(Element location data)
★ ★ ★ ★

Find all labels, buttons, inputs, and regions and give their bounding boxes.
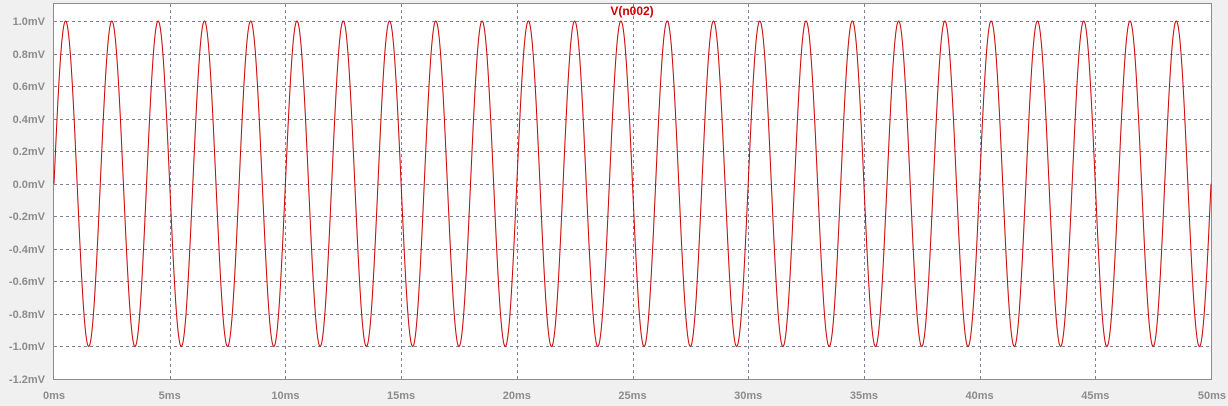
- y-tick-label: -0.8mV: [9, 309, 46, 321]
- x-tick-label: 30ms: [734, 390, 762, 402]
- x-tick-label: 40ms: [966, 390, 994, 402]
- grid-lines: [54, 4, 1211, 379]
- x-tick-label: 50ms: [1198, 390, 1226, 402]
- trace-layer: [53, 20, 1212, 347]
- y-tick-label: -1.0mV: [9, 341, 46, 353]
- x-tick-label: 20ms: [503, 390, 531, 402]
- y-tick-label: -0.2mV: [9, 211, 46, 223]
- x-tick-label: 0ms: [43, 390, 65, 402]
- x-tick-label: 5ms: [159, 390, 181, 402]
- tick-labels: 1.0mV 0.8mV 0.6mV 0.4mV 0.2mV 0.0mV -0.2mV -0.4…: [9, 16, 1226, 402]
- y-tick-label: -1.2mV: [9, 374, 46, 386]
- y-tick-label: -0.4mV: [9, 244, 46, 256]
- x-tick-label: 10ms: [271, 390, 299, 402]
- x-tick-label: 45ms: [1081, 390, 1109, 402]
- x-tick-label: 35ms: [850, 390, 878, 402]
- series-line-v-n002[interactable]: [53, 20, 1212, 347]
- y-tick-label: 0.4mV: [13, 114, 46, 126]
- y-tick-label: 0.8mV: [13, 49, 46, 61]
- series-title[interactable]: V(n002): [610, 4, 653, 18]
- y-tick-label: 1.0mV: [13, 16, 46, 28]
- y-tick-label: 0.6mV: [13, 81, 46, 93]
- x-tick-label: 25ms: [618, 390, 646, 402]
- y-tick-label: -0.6mV: [9, 276, 46, 288]
- y-tick-label: 0.0mV: [13, 179, 46, 191]
- x-tick-label: 15ms: [387, 390, 415, 402]
- y-tick-label: 0.2mV: [13, 146, 46, 158]
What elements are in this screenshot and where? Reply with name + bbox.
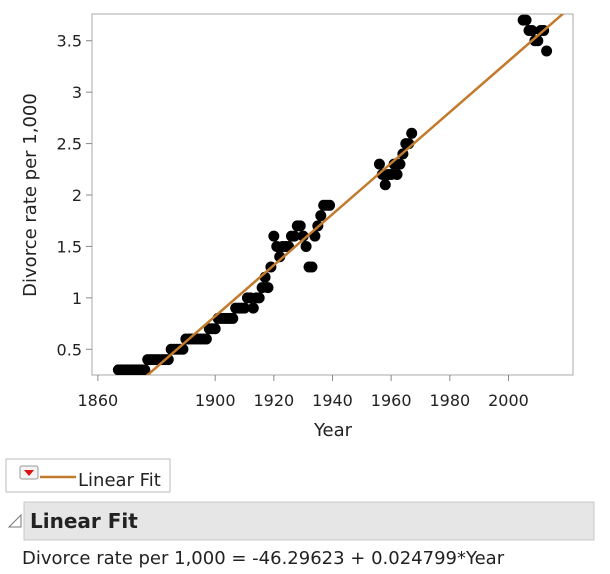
data-point: [200, 333, 212, 345]
data-point: [268, 230, 280, 242]
y-tick-label: 3.5: [57, 32, 82, 51]
data-point: [227, 312, 239, 324]
data-point: [288, 230, 300, 242]
data-point: [394, 158, 406, 170]
fit-equation: Divorce rate per 1,000 = -46.29623 + 0.0…: [22, 548, 505, 569]
y-tick-label: 1: [72, 289, 82, 308]
report-header: [23, 501, 595, 541]
data-point: [209, 323, 221, 335]
data-point: [526, 24, 538, 36]
disclosure-toggle[interactable]: [7, 513, 22, 528]
y-tick-label: 3: [72, 83, 82, 102]
fit-line: [145, 14, 565, 375]
x-tick-label: 1960: [371, 391, 412, 410]
y-tick-label: 2: [72, 186, 82, 205]
data-point: [239, 302, 251, 314]
x-tick-label: 1980: [429, 391, 470, 410]
data-point: [406, 127, 418, 139]
data-point: [541, 45, 553, 57]
x-tick-label: 2000: [488, 391, 529, 410]
x-tick-label: 1920: [253, 391, 294, 410]
data-point: [306, 261, 318, 273]
data-point: [520, 14, 532, 26]
y-tick-label: 1.5: [57, 237, 82, 256]
report-title: Linear Fit: [30, 509, 138, 533]
data-point: [139, 364, 151, 375]
data-point: [373, 158, 385, 170]
data-point: [294, 220, 306, 232]
legend-label: Linear Fit: [78, 470, 161, 491]
x-tick-label: 1860: [78, 391, 119, 410]
y-tick-label: 0.5: [57, 340, 82, 359]
data-point: [274, 251, 286, 263]
data-point: [247, 302, 259, 314]
data-point: [315, 210, 327, 222]
x-tick-label: 1900: [195, 391, 236, 410]
data-point: [253, 292, 265, 304]
data-point: [262, 282, 274, 294]
data-point: [324, 199, 336, 211]
x-tick-label: 1940: [312, 391, 353, 410]
legend-menu-button[interactable]: [19, 465, 39, 480]
data-point: [300, 240, 312, 252]
y-axis-label: Divorce rate per 1,000: [20, 93, 41, 297]
data-point: [162, 354, 174, 366]
data-point: [391, 168, 403, 180]
y-tick-label: 2.5: [57, 135, 82, 154]
x-axis-label: Year: [313, 420, 353, 441]
data-point: [379, 179, 391, 191]
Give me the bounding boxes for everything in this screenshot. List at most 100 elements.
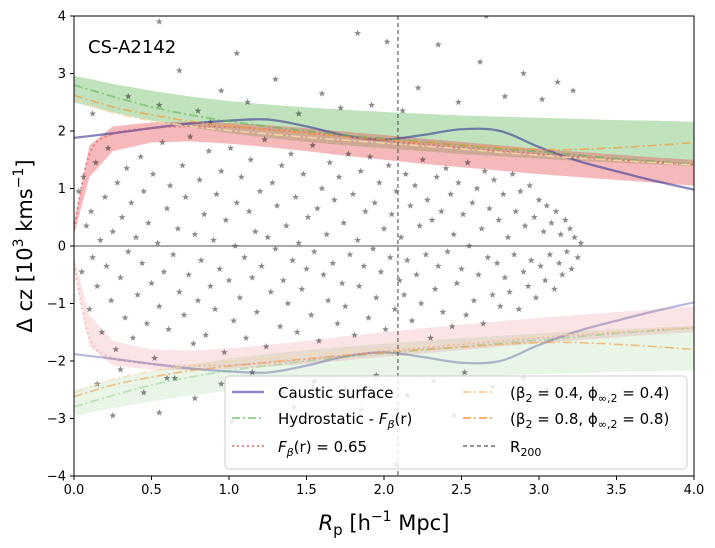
galaxy-point bbox=[478, 225, 486, 232]
legend-entry-beta08: (β2 = 0.8, ϕ∞,2 = 0.8) bbox=[463, 410, 669, 431]
galaxy-point bbox=[189, 340, 197, 347]
galaxy-point bbox=[124, 248, 132, 255]
galaxy-point bbox=[377, 268, 385, 275]
galaxy-point bbox=[484, 16, 489, 19]
galaxy-point bbox=[295, 239, 303, 247]
galaxy-point bbox=[174, 225, 182, 232]
galaxy-point bbox=[242, 334, 250, 341]
galaxy-point bbox=[310, 248, 318, 255]
galaxy-point bbox=[489, 291, 496, 298]
galaxy-point bbox=[233, 49, 241, 57]
galaxy-point bbox=[101, 193, 109, 201]
galaxy-point bbox=[408, 317, 416, 324]
galaxy-point bbox=[496, 302, 504, 310]
galaxy-point bbox=[220, 348, 228, 356]
galaxy-point bbox=[552, 207, 560, 215]
galaxy-point bbox=[89, 253, 97, 261]
galaxy-point bbox=[93, 282, 101, 290]
x-tick-label: 1.5 bbox=[296, 483, 317, 498]
galaxy-point bbox=[453, 279, 461, 287]
galaxy-point bbox=[103, 262, 110, 270]
galaxy-point bbox=[366, 153, 374, 160]
galaxy-point bbox=[225, 276, 233, 284]
legend-entry-r200: R200 bbox=[463, 438, 541, 459]
galaxy-point bbox=[163, 205, 171, 212]
galaxy-point bbox=[112, 345, 120, 353]
galaxy-point bbox=[197, 256, 205, 264]
galaxy-point bbox=[369, 245, 377, 252]
galaxy-point bbox=[461, 368, 469, 376]
legend-label-beta04: (β2 = 0.4, ϕ∞,2 = 0.4) bbox=[510, 384, 669, 405]
galaxy-point bbox=[213, 190, 221, 198]
galaxy-point bbox=[124, 92, 132, 100]
x-tick-label: 2.5 bbox=[451, 483, 472, 498]
galaxy-point bbox=[144, 219, 152, 226]
galaxy-point bbox=[403, 256, 411, 264]
galaxy-point bbox=[298, 285, 306, 293]
galaxy-point bbox=[427, 334, 434, 341]
galaxy-point bbox=[138, 259, 146, 267]
reference-lines bbox=[74, 16, 694, 476]
fbeta-curve-upper bbox=[74, 125, 694, 229]
galaxy-point bbox=[163, 374, 171, 382]
legend-label-beta08: (β2 = 0.8, ϕ∞,2 = 0.8) bbox=[510, 410, 669, 431]
galaxy-point bbox=[330, 196, 338, 203]
galaxy-point bbox=[117, 366, 124, 373]
galaxy-point bbox=[109, 412, 117, 419]
galaxy-point bbox=[158, 138, 166, 146]
galaxy-point bbox=[160, 268, 168, 275]
galaxy-point bbox=[530, 213, 538, 221]
galaxy-point bbox=[171, 374, 179, 382]
galaxy-point bbox=[258, 262, 265, 270]
galaxy-point bbox=[211, 305, 219, 313]
galaxy-point bbox=[89, 110, 97, 117]
galaxy-point bbox=[442, 164, 450, 172]
galaxy-point bbox=[248, 368, 256, 376]
galaxy-point bbox=[216, 265, 224, 272]
x-axis-label: Rp [h−1 Mpc] bbox=[319, 509, 450, 539]
galaxy-point bbox=[191, 394, 199, 402]
y-axis-label: Δ cz [103 kms−1] bbox=[11, 159, 37, 332]
galaxy-point bbox=[515, 305, 523, 313]
galaxy-point bbox=[117, 274, 124, 281]
legend: Caustic surface Hydrostatic - Fβ(r) Fβ(r… bbox=[224, 375, 688, 470]
galaxy-point bbox=[537, 262, 544, 270]
galaxy-point bbox=[448, 322, 456, 330]
galaxy-point bbox=[431, 285, 439, 293]
galaxy-point bbox=[303, 265, 310, 272]
galaxy-point bbox=[484, 253, 492, 261]
galaxy-point bbox=[510, 251, 518, 258]
galaxy-point bbox=[200, 210, 208, 218]
galaxy-point bbox=[202, 331, 210, 339]
galaxy-point bbox=[86, 305, 93, 313]
y-tick-label: −2 bbox=[47, 355, 66, 370]
galaxy-point bbox=[428, 216, 436, 224]
galaxy-point bbox=[411, 182, 419, 189]
galaxy-point bbox=[237, 173, 245, 180]
galaxy-point bbox=[561, 216, 569, 224]
galaxy-point bbox=[326, 159, 334, 166]
galaxy-point bbox=[217, 87, 225, 94]
galaxy-point bbox=[123, 164, 131, 172]
scatter-points bbox=[75, 16, 585, 468]
x-tick-label: 4.0 bbox=[684, 483, 705, 498]
galaxy-point bbox=[289, 256, 296, 264]
y-tick-label: 0 bbox=[58, 240, 66, 255]
galaxy-point bbox=[87, 207, 95, 215]
galaxy-point bbox=[402, 170, 410, 178]
galaxy-point bbox=[313, 205, 321, 212]
galaxy-point bbox=[78, 268, 86, 275]
galaxy-point bbox=[388, 210, 396, 218]
galaxy-point bbox=[341, 302, 349, 310]
galaxy-point bbox=[450, 230, 458, 238]
galaxy-point bbox=[416, 222, 424, 229]
galaxy-point bbox=[439, 308, 447, 316]
galaxy-point bbox=[344, 150, 352, 157]
galaxy-point bbox=[149, 170, 157, 178]
galaxy-point bbox=[276, 322, 284, 330]
galaxy-point bbox=[368, 101, 376, 109]
galaxy-point bbox=[320, 271, 327, 278]
galaxy-point bbox=[414, 84, 422, 91]
galaxy-point bbox=[551, 285, 558, 293]
galaxy-point bbox=[205, 147, 213, 155]
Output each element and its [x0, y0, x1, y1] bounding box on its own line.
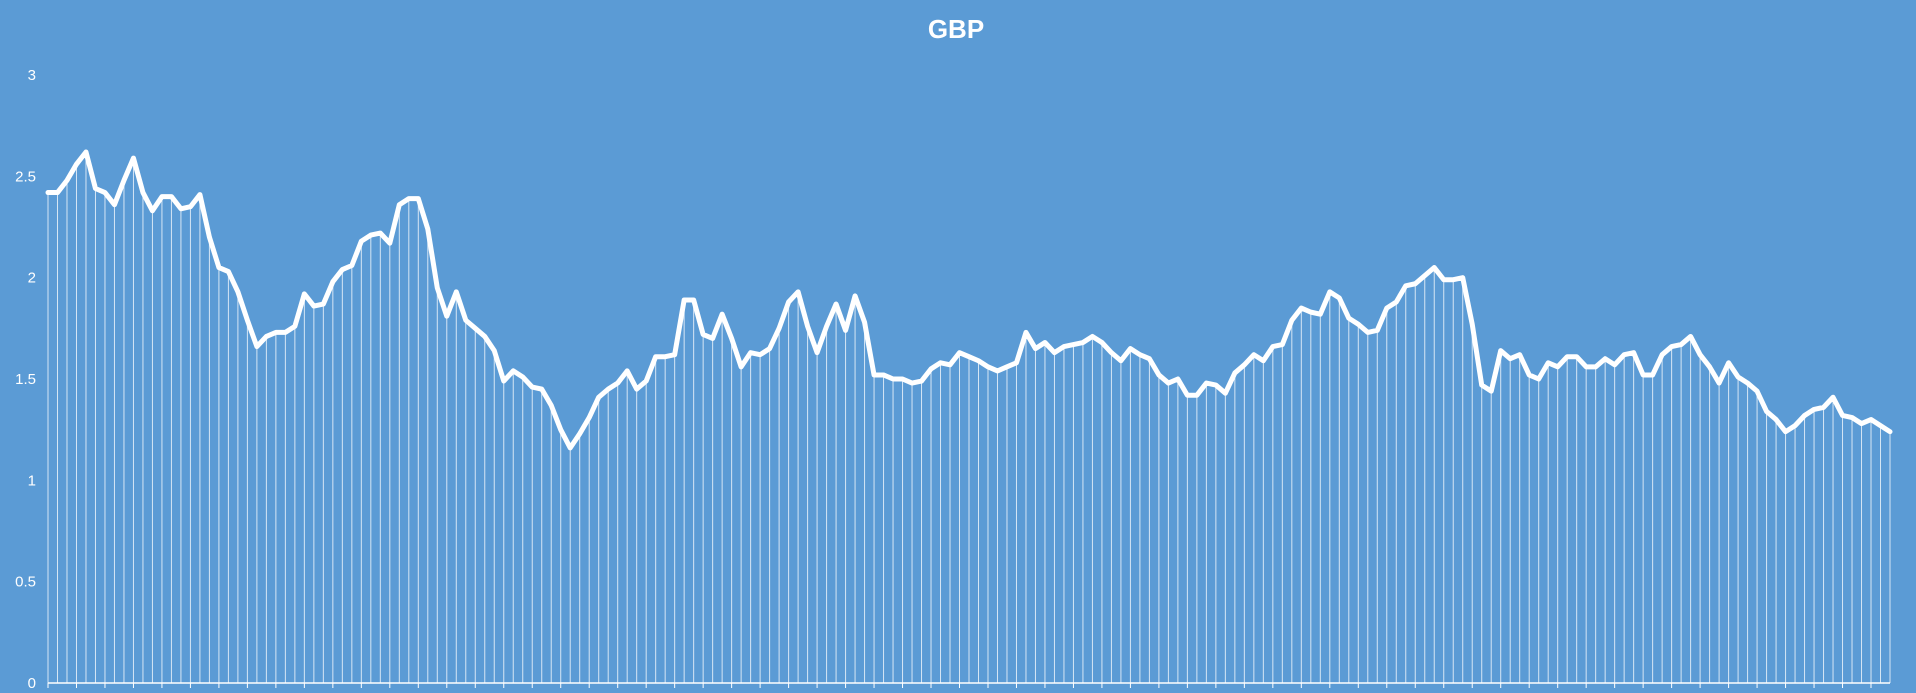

★ ★ ★ ★

● **Task**: Identify every line in the records above that contains the string "interactable", and copy each of those lines in full. Matching is case-sensitive.

● **Correct answer**:
- series-line-v-n002[interactable]: [53, 20, 1212, 347]
- series-title[interactable]: V(n002): [610, 4, 653, 18]
disclosure-toggle[interactable]: [7, 513, 22, 528]
legend-menu-button[interactable]: [19, 465, 39, 480]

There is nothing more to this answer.